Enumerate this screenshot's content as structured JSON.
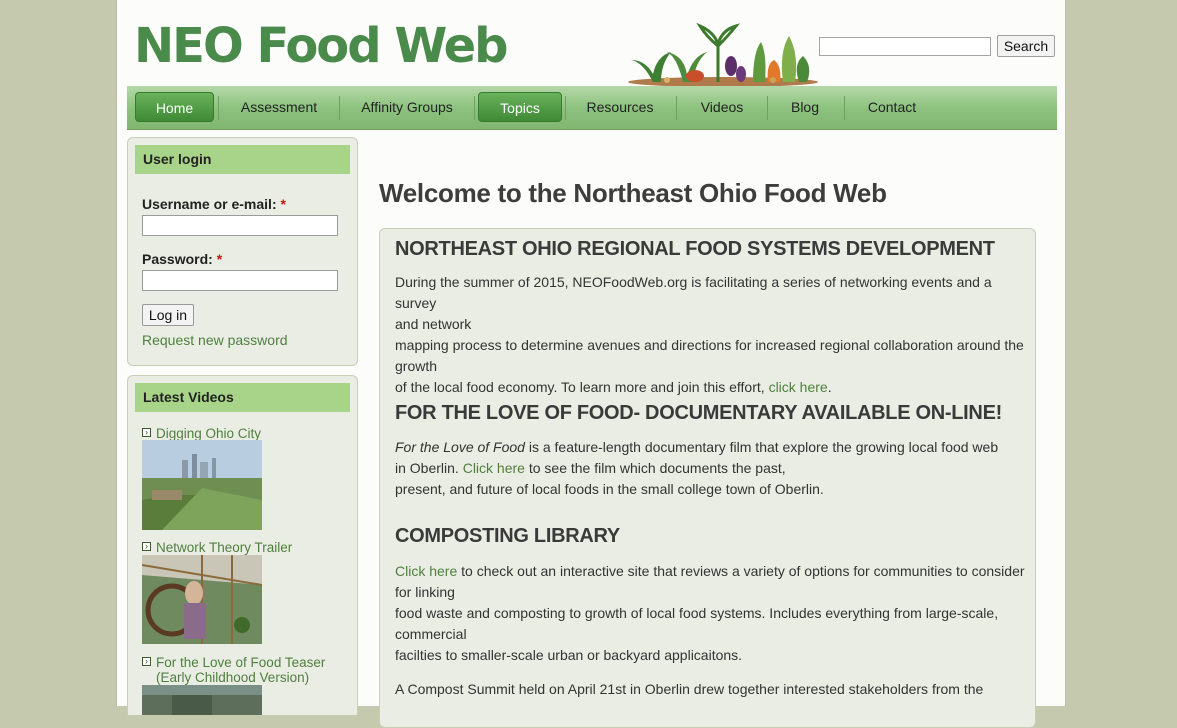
{
  "site": {
    "logo_text": "NEO Food Web"
  },
  "search": {
    "placeholder": "",
    "button_label": "Search"
  },
  "nav": {
    "items": [
      {
        "label": "Home",
        "active": true
      },
      {
        "label": "Assessment",
        "active": false
      },
      {
        "label": "Affinity Groups",
        "active": false
      },
      {
        "label": "Topics",
        "active": true
      },
      {
        "label": "Resources",
        "active": false
      },
      {
        "label": "Videos",
        "active": false
      },
      {
        "label": "Blog",
        "active": false
      },
      {
        "label": "Contact",
        "active": false
      }
    ]
  },
  "login": {
    "title": "User login",
    "username_label": "Username or e-mail:",
    "password_label": "Password:",
    "required_mark": "*",
    "button_label": "Log in",
    "request_password": "Request new password"
  },
  "videos": {
    "title": "Latest Videos",
    "items": [
      {
        "title": "Digging Ohio City"
      },
      {
        "title": "Network Theory Trailer"
      },
      {
        "title_line1": "For the Love of Food Teaser",
        "title_line2": "(Early Childhood Version)"
      }
    ]
  },
  "main": {
    "heading": "Welcome to the Northeast Ohio Food Web",
    "sections": [
      {
        "title": "NORTHEAST OHIO REGIONAL FOOD SYSTEMS DEVELOPMENT",
        "line1": "During the summer of 2015, NEOFoodWeb.org is facilitating a series of networking events and a survey",
        "line2": "and network",
        "line3": "mapping process to determine avenues and directions for increased regional collaboration around the",
        "line4": "growth",
        "line5_pre": "of the local food economy. To learn more and join this effort, ",
        "line5_link": "click here",
        "line5_post": "."
      },
      {
        "title": "FOR THE LOVE OF FOOD- DOCUMENTARY AVAILABLE ON-LINE!",
        "line1_em": "For the Love of Food",
        "line1_rest": " is a feature-length documentary film that explore the growing local food web",
        "line2_pre": "in Oberlin. ",
        "line2_link": "Click here",
        "line2_post": " to see the film which documents the past,",
        "line3": "present, and future of local foods in the small college town of Oberlin."
      },
      {
        "title": "COMPOSTING LIBRARY",
        "line1_link": "Click here",
        "line1_rest": " to check out an interactive site that reviews a variety of options for communities to consider",
        "line2": "for linking",
        "line3": "food waste and composting to growth of local food systems. Includes everything from large-scale,",
        "line4": "commercial",
        "line5": "facilties to smaller-scale urban or backyard applicaitons.",
        "line6": "A Compost Summit held on April 21st in Oberlin drew together interested stakeholders from the"
      }
    ]
  },
  "icons": {
    "search": "none",
    "video_bullet": "arrow-box-icon",
    "header_art": "vegetables-illustration"
  },
  "colors": {
    "brand_green": "#4a8a4a",
    "link_green": "#4f7f3f",
    "nav_green": "#8bc17c",
    "block_header": "#a8d48a",
    "background": "#c5c9ad"
  }
}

•••••

→ Exercise description
Leave out the pictures and output every record above precisely as given.

→ Result
Enumerate this screenshot's content as structured JSON.
{
  "site": {
    "logo_text": "NEO Food Web"
  },
  "search": {
    "placeholder": "",
    "button_label": "Search"
  },
  "nav": {
    "items": [
      {
        "label": "Home",
        "active": true
      },
      {
        "label": "Assessment",
        "active": false
      },
      {
        "label": "Affinity Groups",
        "active": false
      },
      {
        "label": "Topics",
        "active": true
      },
      {
        "label": "Resources",
        "active": false
      },
      {
        "label": "Videos",
        "active": false
      },
      {
        "label": "Blog",
        "active": false
      },
      {
        "label": "Contact",
        "active": false
      }
    ]
  },
  "login": {
    "title": "User login",
    "username_label": "Username or e-mail:",
    "password_label": "Password:",
    "required_mark": "*",
    "button_label": "Log in",
    "request_password": "Request new password"
  },
  "videos": {
    "title": "Latest Videos",
    "items": [
      {
        "title": "Digging Ohio City"
      },
      {
        "title": "Network Theory Trailer"
      },
      {
        "title_line1": "For the Love of Food Teaser",
        "title_line2": "(Early Childhood Version)"
      }
    ]
  },
  "main": {
    "heading": "Welcome to the Northeast Ohio Food Web",
    "sections": [
      {
        "title": "NORTHEAST OHIO REGIONAL FOOD SYSTEMS DEVELOPMENT",
        "line1": "During the summer of 2015, NEOFoodWeb.org is facilitating a series of networking events and a survey",
        "line2": "and network",
        "line3": "mapping process to determine avenues and directions for increased regional collaboration around the",
        "line4": "growth",
        "line5_pre": "of the local food economy. To learn more and join this effort, ",
        "line5_link": "click here",
        "line5_post": "."
      },
      {
        "title": "FOR THE LOVE OF FOOD- DOCUMENTARY AVAILABLE ON-LINE!",
        "line1_em": "For the Love of Food",
        "line1_rest": " is a feature-length documentary film that explore the growing local food web",
        "line2_pre": "in Oberlin. ",
        "line2_link": "Click here",
        "line2_post": " to see the film which documents the past,",
        "line3": "present, and future of local foods in the small college town of Oberlin."
      },
      {
        "title": "COMPOSTING LIBRARY",
        "line1_link": "Click here",
        "line1_rest": " to check out an interactive site that reviews a variety of options for communities to consider",
        "line2": "for linking",
        "line3": "food waste and composting to growth of local food systems. Includes everything from large-scale,",
        "line4": "commercial",
        "line5": "facilties to smaller-scale urban or backyard applicaitons.",
        "line6": "A Compost Summit held on April 21st in Oberlin drew together interested stakeholders from the"
      }
    ]
  },
  "icons": {
    "search": "none",
    "video_bullet": "arrow-box-icon",
    "header_art": "vegetables-illustration"
  },
  "colors": {
    "brand_green": "#4a8a4a",
    "link_green": "#4f7f3f",
    "nav_green": "#8bc17c",
    "block_header": "#a8d48a",
    "background": "#c5c9ad"
  }
}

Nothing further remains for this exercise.